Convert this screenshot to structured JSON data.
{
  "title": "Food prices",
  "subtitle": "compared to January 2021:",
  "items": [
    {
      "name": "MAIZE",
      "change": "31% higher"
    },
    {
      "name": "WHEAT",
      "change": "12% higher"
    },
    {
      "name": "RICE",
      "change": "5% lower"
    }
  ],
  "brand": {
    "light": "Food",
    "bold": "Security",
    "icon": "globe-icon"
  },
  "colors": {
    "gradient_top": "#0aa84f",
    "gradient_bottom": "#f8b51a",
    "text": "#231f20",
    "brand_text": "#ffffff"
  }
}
====================
* REQUIREMENTS
From the listing above, extract every line exactly as it stands.

* CORRECT OUTPUT
Convert this screenshot to structured JSON data.
{
  "title": "Food prices",
  "subtitle": "compared to January 2021:",
  "items": [
    {
      "name": "MAIZE",
      "change": "31% higher"
    },
    {
      "name": "WHEAT",
      "change": "12% higher"
    },
    {
      "name": "RICE",
      "change": "5% lower"
    }
  ],
  "brand": {
    "light": "Food",
    "bold": "Security",
    "icon": "globe-icon"
  },
  "colors": {
    "gradient_top": "#0aa84f",
    "gradient_bottom": "#f8b51a",
    "text": "#231f20",
    "brand_text": "#ffffff"
  }
}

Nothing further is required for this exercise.